*Problem*. Please collect each line in the records below that contains the word "сроки", and copy those lines in full.

>> start

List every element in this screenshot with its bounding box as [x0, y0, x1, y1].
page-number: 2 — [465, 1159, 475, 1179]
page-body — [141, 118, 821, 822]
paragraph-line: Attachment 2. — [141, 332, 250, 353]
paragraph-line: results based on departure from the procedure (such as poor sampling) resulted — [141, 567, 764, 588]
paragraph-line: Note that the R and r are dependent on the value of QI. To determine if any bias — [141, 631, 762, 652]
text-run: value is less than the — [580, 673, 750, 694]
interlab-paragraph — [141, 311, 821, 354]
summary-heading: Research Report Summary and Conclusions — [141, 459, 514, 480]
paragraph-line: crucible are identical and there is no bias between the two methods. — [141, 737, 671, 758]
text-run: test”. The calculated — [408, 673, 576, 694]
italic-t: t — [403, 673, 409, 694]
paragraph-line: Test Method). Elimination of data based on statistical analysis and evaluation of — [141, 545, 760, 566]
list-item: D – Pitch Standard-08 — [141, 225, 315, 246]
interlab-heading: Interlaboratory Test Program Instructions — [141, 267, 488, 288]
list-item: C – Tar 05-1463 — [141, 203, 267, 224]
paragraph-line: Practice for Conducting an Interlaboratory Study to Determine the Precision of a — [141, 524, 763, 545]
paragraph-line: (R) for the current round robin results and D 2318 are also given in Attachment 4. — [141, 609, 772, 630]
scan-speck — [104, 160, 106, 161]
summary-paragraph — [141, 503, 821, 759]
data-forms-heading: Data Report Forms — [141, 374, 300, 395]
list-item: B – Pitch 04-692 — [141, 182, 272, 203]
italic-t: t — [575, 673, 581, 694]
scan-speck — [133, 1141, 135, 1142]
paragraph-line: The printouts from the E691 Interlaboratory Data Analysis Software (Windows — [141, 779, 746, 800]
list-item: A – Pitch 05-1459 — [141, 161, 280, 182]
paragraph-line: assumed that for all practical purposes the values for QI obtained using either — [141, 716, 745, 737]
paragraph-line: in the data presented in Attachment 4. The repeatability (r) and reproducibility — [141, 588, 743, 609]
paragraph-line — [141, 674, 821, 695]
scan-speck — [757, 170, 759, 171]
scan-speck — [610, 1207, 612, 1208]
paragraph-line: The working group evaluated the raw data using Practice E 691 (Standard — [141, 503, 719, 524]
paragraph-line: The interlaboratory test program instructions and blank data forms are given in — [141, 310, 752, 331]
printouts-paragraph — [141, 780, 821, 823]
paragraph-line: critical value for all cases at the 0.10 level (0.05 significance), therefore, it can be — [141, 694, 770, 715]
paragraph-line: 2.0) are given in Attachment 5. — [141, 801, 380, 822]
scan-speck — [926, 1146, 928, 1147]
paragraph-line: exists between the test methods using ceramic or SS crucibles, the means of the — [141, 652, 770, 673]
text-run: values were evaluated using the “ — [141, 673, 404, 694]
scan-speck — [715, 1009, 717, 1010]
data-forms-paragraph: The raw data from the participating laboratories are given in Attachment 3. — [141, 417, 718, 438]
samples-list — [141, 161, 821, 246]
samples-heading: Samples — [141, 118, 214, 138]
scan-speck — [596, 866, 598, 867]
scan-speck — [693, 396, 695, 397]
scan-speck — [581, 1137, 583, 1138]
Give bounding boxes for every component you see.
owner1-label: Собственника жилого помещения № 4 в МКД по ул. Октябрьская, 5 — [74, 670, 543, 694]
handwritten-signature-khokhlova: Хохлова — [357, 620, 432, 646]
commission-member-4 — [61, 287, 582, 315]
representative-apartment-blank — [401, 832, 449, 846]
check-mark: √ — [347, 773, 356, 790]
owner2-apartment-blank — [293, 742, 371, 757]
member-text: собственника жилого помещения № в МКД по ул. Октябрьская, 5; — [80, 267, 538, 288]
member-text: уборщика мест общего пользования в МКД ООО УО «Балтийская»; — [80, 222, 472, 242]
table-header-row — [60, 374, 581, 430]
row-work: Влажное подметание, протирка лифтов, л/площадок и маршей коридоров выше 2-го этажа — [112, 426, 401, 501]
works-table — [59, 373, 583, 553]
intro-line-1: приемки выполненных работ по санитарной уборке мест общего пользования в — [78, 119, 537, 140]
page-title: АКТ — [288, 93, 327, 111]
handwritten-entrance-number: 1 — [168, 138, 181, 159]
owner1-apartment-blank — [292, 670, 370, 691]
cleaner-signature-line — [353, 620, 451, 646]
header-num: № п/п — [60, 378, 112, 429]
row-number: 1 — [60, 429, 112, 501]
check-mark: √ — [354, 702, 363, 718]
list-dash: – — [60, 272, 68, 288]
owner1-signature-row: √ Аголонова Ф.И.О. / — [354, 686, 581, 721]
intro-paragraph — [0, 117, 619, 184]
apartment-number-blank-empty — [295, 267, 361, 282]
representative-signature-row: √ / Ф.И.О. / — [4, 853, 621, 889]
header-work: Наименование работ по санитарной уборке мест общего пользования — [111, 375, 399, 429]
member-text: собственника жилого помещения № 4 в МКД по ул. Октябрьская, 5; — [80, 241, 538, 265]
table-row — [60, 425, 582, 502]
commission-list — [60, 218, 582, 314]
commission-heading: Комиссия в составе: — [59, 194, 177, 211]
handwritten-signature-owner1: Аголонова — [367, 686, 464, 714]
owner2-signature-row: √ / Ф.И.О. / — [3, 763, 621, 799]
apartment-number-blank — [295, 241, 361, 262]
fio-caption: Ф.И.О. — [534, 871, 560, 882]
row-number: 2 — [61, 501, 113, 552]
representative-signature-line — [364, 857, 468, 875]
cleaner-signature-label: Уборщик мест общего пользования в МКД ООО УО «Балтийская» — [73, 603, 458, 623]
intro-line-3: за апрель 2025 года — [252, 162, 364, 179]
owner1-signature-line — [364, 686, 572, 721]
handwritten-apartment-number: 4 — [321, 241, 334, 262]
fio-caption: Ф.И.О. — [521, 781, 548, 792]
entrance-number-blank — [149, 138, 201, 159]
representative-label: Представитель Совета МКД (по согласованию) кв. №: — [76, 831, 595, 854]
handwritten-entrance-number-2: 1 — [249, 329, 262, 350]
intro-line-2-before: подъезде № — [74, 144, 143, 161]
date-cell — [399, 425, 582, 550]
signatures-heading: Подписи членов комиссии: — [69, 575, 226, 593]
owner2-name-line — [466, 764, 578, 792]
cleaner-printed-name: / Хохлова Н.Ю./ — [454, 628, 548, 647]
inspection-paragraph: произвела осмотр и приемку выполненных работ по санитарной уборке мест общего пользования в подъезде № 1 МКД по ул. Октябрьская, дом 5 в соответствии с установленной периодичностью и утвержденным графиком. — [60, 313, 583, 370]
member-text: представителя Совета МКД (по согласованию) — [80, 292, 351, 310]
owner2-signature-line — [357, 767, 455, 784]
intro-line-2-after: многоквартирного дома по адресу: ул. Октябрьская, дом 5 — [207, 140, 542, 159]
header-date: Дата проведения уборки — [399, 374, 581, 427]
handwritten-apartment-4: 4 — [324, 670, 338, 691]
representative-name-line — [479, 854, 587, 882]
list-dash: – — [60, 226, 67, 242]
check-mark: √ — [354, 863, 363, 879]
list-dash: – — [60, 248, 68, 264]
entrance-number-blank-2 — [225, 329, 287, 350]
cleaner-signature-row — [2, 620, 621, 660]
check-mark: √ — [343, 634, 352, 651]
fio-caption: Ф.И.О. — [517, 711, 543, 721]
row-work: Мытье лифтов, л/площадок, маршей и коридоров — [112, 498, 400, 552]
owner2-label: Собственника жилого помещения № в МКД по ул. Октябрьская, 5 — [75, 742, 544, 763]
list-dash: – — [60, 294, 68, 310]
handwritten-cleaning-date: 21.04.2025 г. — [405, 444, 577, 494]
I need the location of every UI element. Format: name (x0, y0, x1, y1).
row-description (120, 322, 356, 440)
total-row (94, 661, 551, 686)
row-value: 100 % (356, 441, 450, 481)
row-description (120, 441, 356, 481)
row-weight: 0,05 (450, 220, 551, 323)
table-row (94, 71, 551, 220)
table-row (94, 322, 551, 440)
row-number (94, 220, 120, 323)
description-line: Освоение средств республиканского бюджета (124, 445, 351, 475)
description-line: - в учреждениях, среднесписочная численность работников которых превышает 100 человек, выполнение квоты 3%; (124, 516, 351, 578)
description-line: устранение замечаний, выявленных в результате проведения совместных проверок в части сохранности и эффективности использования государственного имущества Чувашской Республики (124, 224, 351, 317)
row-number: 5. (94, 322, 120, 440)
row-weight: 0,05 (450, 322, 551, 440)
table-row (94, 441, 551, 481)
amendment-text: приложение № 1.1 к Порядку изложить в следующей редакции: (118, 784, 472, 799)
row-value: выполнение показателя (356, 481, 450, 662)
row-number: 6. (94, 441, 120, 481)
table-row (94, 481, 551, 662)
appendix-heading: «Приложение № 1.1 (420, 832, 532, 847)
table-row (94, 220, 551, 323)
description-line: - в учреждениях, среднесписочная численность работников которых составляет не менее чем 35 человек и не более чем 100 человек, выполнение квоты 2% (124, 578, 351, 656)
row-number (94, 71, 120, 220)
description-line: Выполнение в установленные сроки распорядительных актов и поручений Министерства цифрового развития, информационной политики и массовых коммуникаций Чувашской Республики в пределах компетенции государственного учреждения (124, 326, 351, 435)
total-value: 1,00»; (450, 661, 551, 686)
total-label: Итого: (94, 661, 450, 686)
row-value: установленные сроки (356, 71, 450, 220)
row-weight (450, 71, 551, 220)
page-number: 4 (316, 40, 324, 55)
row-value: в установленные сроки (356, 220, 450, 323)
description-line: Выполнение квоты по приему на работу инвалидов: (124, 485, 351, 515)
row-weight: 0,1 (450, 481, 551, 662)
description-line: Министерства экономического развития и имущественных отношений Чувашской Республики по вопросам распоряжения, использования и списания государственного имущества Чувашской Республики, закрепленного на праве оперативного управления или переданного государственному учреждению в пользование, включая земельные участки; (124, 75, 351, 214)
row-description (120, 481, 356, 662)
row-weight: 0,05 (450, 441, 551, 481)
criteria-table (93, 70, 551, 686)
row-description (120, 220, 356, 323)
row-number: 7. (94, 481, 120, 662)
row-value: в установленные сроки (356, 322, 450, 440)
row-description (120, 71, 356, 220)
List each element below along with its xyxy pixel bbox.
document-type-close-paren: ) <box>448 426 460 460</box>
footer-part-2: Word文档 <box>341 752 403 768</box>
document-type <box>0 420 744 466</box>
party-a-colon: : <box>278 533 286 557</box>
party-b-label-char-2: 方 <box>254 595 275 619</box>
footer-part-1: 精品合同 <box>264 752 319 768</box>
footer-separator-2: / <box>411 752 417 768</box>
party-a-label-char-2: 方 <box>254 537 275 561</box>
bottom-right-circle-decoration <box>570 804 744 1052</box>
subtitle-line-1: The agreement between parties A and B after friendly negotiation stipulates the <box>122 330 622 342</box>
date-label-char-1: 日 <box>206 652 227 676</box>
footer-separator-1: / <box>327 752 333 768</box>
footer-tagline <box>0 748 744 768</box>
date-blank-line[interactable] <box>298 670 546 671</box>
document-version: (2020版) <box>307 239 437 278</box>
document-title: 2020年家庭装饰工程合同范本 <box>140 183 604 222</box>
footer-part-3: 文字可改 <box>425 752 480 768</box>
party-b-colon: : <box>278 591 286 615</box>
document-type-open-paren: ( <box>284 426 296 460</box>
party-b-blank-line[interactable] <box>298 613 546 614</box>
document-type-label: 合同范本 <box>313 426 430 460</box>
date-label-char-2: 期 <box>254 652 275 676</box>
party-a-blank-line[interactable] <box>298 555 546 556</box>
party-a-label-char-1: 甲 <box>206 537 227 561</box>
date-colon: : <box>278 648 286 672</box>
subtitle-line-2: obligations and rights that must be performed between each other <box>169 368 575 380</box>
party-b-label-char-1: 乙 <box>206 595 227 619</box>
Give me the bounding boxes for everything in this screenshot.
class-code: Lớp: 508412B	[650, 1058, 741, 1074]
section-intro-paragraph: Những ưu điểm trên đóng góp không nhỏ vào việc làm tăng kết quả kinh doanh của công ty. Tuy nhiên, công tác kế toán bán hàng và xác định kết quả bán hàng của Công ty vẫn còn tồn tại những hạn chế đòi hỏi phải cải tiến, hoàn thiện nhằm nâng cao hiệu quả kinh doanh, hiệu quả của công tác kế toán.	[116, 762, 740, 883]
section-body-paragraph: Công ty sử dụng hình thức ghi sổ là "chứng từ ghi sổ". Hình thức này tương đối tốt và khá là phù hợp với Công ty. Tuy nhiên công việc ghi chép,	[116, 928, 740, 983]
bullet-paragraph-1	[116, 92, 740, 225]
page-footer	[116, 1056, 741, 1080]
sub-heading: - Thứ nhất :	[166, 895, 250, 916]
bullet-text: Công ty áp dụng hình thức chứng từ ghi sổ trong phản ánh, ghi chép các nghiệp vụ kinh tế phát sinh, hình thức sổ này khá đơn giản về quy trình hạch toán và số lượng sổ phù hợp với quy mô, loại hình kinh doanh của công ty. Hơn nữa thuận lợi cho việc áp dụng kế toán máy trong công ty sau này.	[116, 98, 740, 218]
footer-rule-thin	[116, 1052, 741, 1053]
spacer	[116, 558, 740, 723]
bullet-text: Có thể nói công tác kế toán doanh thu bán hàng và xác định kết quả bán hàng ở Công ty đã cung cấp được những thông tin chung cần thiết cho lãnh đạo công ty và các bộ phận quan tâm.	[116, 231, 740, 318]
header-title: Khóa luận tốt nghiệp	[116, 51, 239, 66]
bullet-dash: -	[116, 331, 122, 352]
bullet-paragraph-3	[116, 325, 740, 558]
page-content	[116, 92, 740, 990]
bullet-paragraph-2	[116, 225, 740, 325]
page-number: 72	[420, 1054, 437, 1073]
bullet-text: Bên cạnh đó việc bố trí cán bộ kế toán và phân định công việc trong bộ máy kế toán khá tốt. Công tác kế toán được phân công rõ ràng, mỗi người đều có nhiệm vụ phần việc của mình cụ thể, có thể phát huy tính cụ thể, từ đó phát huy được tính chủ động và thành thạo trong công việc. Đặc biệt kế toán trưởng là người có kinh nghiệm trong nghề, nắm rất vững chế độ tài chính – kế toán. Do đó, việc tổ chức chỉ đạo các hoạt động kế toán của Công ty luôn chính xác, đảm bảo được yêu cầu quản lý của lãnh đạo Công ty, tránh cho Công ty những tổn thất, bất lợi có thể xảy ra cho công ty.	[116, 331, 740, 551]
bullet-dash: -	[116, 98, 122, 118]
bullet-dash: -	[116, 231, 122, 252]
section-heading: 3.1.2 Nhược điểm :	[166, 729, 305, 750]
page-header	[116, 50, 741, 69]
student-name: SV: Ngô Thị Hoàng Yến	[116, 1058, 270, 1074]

>> end

*Result below*.
description-line: Выполнение в установленные сроки распорядительных актов и поручений Министерства цифрового развития, информационной политики и массовых коммуникаций Чувашской Республики в пределах компетенции государственного учреждения (124, 326, 351, 435)
row-value: установленные сроки (356, 71, 450, 220)
row-value: в установленные сроки (356, 220, 450, 323)
row-value: в установленные сроки (356, 322, 450, 440)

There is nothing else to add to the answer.